__Goal__: Copy each line of the records that contains the word "screenshot".
=== Data provided ===
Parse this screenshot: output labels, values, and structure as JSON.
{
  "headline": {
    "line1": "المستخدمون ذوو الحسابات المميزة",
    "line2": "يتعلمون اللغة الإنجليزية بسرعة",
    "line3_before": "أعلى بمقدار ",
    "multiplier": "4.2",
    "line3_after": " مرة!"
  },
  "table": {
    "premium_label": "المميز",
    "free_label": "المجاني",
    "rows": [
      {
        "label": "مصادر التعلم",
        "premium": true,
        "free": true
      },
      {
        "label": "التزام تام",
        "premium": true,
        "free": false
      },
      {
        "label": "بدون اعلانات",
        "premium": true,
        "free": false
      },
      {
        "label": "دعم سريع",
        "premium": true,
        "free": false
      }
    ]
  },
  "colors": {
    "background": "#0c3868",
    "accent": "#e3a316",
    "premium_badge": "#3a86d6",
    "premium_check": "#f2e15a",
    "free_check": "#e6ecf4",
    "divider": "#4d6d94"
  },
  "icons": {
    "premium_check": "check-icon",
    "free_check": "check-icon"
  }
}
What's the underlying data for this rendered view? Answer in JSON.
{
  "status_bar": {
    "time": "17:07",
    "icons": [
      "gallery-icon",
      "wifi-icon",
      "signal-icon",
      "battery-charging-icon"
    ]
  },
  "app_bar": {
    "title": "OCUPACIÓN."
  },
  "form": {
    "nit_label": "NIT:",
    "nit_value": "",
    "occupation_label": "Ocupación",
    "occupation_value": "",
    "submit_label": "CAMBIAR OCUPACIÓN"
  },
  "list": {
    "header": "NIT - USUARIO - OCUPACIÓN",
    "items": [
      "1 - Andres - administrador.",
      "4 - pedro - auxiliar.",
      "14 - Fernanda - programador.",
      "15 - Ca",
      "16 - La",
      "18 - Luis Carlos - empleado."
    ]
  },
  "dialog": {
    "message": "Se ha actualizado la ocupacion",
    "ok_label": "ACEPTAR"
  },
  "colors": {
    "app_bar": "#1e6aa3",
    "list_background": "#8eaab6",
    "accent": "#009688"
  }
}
===
=== Data provided ===
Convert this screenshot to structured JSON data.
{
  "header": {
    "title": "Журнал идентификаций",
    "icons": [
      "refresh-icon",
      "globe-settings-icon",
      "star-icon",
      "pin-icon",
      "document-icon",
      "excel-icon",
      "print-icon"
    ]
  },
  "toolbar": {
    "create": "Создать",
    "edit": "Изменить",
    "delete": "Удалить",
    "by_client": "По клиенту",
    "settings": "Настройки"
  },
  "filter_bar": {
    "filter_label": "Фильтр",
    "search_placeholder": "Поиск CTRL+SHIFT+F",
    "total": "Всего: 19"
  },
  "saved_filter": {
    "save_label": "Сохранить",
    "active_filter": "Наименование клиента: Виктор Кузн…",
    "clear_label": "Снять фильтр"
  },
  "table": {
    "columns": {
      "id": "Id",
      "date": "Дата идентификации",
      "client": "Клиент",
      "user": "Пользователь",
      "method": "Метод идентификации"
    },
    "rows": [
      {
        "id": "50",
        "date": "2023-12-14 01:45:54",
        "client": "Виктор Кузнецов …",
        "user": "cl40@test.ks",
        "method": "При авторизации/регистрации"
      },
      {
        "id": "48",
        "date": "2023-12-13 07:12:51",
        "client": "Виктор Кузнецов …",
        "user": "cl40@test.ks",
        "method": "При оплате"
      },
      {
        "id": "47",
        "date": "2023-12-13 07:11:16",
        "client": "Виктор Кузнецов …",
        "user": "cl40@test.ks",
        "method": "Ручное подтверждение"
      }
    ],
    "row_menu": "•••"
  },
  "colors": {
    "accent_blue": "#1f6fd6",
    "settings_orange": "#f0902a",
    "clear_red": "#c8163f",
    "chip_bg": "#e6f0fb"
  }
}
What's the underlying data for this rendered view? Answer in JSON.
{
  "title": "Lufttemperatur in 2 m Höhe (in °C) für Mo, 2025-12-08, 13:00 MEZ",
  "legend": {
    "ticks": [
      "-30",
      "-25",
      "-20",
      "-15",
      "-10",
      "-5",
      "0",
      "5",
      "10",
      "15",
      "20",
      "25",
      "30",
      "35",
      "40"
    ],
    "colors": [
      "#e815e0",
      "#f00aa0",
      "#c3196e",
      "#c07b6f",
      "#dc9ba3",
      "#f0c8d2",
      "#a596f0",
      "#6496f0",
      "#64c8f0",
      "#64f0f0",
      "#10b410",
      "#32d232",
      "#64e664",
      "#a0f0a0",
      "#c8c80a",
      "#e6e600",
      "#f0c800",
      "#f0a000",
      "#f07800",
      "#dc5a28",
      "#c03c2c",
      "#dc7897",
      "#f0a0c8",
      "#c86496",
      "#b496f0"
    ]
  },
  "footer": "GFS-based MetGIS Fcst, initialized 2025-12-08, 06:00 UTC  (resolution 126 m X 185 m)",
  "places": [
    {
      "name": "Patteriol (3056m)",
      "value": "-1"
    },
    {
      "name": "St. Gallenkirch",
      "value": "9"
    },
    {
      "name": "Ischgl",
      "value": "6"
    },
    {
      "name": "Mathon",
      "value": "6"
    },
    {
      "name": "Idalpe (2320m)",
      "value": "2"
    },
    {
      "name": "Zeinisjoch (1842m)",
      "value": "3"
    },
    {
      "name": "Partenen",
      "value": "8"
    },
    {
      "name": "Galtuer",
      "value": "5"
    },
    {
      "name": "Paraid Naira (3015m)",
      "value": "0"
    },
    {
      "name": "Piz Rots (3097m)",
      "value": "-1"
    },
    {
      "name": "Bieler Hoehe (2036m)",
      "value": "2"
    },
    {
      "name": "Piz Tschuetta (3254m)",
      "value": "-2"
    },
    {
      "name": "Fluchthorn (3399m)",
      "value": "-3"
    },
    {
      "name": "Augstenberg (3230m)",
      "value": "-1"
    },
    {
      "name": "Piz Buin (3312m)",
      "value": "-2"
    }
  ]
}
===
__The completed task__:
Parse this screenshot: output labels, values, and structure as JSON.
Convert this screenshot to structured JSON data.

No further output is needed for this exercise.